▶ **Chart and figure data**:
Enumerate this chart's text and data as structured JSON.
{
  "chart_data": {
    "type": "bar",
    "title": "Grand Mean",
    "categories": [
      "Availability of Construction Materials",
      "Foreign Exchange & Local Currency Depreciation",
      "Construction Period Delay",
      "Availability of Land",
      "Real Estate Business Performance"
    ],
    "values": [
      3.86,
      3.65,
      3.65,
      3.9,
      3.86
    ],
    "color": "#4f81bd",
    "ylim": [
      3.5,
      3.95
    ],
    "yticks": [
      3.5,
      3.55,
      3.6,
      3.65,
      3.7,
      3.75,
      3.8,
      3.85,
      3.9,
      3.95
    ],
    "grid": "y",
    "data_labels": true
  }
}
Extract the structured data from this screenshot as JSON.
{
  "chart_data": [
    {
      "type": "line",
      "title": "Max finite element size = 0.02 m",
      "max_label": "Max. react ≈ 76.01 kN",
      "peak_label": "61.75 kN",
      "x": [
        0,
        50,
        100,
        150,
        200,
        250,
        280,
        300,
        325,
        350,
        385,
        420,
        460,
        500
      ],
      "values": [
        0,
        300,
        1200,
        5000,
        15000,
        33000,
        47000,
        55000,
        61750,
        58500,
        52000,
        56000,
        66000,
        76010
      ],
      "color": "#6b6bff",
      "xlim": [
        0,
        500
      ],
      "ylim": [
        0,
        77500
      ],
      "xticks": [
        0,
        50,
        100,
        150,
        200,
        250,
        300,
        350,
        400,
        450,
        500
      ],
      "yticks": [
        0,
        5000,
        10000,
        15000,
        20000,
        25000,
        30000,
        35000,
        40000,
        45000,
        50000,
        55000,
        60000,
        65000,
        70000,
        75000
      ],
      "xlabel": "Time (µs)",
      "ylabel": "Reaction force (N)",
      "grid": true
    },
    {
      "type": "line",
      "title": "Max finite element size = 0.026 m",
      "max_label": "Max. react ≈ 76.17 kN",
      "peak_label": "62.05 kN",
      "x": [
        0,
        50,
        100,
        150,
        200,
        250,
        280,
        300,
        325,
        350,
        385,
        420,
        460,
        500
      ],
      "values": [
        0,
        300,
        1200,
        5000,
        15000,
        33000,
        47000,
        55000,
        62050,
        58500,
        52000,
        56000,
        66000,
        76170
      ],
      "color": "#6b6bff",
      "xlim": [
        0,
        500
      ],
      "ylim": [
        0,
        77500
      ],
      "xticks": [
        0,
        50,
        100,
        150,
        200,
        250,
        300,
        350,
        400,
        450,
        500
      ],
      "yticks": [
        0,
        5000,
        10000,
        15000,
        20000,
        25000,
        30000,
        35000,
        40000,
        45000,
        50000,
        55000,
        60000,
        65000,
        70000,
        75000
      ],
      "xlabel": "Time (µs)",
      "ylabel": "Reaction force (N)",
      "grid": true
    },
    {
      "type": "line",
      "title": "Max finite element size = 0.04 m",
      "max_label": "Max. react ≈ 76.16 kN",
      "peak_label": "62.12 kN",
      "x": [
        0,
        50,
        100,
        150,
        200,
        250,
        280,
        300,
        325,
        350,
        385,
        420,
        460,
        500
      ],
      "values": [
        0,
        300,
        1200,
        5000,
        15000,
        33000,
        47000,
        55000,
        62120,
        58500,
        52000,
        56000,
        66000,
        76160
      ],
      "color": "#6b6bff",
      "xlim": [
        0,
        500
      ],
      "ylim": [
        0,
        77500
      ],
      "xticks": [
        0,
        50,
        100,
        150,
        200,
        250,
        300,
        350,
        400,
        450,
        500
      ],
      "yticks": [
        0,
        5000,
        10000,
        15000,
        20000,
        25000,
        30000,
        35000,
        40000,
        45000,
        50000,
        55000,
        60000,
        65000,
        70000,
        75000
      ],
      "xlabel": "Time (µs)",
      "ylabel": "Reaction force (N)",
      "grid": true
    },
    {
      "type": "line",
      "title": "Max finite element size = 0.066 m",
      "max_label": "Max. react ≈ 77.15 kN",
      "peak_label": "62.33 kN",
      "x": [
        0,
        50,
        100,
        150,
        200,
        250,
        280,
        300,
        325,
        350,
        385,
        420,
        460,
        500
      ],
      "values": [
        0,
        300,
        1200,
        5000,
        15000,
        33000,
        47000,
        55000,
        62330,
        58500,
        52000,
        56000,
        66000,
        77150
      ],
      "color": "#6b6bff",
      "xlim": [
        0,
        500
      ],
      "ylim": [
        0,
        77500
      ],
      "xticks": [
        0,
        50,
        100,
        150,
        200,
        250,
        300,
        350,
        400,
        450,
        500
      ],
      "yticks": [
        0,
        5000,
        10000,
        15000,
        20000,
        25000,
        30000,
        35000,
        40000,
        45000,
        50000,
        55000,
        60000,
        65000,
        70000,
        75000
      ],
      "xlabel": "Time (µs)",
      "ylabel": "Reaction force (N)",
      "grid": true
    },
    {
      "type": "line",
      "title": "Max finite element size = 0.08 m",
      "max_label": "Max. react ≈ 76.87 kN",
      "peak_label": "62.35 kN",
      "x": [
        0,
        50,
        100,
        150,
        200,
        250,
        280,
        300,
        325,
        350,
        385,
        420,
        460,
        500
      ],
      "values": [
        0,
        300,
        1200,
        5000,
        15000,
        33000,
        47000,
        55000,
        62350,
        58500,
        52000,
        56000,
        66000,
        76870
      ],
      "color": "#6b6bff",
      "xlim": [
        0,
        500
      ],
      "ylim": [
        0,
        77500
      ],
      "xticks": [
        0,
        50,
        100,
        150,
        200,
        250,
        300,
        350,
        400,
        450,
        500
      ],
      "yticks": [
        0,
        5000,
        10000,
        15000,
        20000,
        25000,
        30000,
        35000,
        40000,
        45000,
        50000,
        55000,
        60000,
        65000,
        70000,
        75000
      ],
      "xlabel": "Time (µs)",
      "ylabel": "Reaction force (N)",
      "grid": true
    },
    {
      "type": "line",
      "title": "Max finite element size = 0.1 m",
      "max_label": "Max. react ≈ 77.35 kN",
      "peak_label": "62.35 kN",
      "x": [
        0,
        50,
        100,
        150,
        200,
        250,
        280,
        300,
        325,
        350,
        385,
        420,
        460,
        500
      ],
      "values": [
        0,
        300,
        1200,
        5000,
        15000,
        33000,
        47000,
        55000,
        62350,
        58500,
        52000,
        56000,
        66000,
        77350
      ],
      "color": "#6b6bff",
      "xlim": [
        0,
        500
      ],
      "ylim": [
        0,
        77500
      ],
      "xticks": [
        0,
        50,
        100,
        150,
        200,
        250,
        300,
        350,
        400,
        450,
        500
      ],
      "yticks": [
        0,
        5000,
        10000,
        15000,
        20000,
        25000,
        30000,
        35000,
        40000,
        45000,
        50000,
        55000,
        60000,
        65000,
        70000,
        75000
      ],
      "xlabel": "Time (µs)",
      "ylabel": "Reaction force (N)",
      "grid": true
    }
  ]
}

▶ **Short task**: From the data, pick out every line that includes "element".

▶ **Complete response**:
      "title": "Max finite element size = 0.02 m",
      "title": "Max finite element size = 0.026 m",
      "title": "Max finite element size = 0.04 m",
      "title": "Max finite element size = 0.066 m",
      "title": "Max finite element size = 0.08 m",
      "title": "Max finite element size = 0.1 m",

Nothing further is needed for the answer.